(Collected data entries)
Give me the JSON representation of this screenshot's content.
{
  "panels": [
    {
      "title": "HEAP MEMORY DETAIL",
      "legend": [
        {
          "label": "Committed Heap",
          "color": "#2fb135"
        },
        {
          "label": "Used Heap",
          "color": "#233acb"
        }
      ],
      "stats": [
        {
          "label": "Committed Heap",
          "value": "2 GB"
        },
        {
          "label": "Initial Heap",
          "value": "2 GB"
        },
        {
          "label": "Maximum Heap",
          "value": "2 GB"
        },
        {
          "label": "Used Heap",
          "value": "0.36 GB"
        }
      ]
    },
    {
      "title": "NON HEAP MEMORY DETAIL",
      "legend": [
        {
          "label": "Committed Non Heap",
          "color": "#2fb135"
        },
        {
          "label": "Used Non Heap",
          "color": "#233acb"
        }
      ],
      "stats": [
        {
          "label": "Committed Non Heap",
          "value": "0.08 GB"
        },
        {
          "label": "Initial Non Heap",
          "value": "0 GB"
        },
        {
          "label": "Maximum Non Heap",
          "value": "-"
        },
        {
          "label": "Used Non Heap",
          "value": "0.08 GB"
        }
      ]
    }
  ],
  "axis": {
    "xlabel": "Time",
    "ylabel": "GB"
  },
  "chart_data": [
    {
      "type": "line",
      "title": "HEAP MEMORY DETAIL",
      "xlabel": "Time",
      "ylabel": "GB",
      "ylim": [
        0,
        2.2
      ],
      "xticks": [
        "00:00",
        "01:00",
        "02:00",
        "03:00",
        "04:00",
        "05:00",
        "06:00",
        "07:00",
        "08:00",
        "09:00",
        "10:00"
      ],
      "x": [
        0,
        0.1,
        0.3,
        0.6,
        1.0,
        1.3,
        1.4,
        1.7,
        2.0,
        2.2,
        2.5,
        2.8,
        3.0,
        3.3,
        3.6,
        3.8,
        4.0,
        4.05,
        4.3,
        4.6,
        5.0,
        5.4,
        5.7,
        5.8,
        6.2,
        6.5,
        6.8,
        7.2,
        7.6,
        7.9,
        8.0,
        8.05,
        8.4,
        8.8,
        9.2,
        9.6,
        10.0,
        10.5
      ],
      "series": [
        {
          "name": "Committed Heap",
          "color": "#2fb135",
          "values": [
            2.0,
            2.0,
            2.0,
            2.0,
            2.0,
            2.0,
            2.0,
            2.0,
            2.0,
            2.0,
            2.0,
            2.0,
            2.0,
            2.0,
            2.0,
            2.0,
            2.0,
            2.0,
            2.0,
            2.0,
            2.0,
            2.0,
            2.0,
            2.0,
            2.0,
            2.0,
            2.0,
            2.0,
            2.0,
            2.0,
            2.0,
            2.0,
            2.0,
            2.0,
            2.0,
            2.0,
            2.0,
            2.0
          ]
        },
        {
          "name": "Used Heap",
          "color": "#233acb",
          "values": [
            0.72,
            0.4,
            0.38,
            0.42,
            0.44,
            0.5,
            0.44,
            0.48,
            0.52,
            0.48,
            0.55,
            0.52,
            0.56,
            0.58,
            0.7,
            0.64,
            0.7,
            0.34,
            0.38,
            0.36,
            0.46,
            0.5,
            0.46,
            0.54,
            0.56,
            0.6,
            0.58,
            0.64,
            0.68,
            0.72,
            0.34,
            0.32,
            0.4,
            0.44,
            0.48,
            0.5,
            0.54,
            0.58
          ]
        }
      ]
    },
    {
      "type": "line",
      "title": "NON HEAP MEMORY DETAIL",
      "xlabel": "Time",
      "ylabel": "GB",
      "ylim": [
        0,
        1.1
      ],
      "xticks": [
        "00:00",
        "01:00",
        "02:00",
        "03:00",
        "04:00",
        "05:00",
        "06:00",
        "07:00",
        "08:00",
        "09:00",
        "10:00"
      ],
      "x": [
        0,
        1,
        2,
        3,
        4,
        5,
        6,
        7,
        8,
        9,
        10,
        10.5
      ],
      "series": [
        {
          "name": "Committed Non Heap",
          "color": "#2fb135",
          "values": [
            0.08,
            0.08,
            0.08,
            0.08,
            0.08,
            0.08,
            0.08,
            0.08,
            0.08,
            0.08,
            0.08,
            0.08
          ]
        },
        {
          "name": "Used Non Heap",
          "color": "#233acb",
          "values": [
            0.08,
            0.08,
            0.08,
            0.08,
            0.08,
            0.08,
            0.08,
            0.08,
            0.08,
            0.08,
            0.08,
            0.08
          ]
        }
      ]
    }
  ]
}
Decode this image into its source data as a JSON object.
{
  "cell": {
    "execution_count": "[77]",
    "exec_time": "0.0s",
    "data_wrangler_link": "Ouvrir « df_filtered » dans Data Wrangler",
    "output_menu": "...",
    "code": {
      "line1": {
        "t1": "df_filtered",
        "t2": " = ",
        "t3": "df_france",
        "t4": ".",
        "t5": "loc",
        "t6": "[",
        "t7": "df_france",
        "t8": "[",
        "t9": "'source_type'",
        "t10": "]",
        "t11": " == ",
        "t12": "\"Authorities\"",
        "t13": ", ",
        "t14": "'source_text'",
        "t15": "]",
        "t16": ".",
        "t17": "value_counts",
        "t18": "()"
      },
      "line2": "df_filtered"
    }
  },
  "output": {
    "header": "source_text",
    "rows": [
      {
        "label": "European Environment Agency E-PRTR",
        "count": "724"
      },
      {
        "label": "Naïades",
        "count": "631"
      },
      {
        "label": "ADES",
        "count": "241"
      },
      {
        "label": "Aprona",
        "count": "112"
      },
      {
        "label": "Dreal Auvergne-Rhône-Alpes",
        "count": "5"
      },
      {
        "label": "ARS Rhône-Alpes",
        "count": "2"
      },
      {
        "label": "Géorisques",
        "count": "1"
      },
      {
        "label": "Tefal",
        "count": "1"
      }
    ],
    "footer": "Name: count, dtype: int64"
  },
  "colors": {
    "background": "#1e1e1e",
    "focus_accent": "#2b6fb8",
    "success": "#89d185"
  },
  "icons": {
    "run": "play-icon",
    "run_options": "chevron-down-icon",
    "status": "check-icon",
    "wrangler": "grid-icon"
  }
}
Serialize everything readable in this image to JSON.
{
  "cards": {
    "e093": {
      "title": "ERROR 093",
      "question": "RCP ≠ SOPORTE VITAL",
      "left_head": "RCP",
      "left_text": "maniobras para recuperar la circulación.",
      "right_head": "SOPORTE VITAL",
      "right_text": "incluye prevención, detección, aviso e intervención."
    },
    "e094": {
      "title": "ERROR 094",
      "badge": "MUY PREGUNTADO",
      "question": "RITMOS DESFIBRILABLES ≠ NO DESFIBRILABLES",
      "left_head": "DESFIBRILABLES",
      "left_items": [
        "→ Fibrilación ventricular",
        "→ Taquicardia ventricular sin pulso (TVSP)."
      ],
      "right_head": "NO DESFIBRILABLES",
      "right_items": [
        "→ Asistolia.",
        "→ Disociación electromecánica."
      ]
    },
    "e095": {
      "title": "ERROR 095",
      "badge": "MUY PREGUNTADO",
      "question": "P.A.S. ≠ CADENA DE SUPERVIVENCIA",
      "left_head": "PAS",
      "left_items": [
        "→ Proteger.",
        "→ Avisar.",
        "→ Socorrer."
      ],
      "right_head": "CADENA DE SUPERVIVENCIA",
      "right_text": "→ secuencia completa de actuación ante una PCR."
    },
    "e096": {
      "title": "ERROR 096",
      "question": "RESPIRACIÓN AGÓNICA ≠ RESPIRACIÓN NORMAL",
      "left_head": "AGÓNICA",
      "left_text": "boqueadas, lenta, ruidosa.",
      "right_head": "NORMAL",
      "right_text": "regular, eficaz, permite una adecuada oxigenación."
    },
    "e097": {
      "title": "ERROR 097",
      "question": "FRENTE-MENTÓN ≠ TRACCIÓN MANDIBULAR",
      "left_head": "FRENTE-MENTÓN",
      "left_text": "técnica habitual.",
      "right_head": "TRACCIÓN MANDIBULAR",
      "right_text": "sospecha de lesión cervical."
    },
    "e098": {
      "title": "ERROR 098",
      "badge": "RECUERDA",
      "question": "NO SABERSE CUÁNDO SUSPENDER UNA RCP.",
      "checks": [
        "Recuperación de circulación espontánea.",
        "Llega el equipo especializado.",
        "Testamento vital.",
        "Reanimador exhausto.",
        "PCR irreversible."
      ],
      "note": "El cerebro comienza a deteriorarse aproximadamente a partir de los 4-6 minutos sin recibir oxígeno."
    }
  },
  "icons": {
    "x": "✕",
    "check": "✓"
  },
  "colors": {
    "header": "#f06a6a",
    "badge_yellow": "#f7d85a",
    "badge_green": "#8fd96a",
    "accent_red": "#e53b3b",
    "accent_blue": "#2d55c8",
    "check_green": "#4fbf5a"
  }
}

● **WORK TO COMPLETE**: Search the lines above for the string "Maximum" and copy each line that has it.

● **THE OUTPUT**:
          "label": "Maximum Heap",
          "label": "Maximum Non Heap",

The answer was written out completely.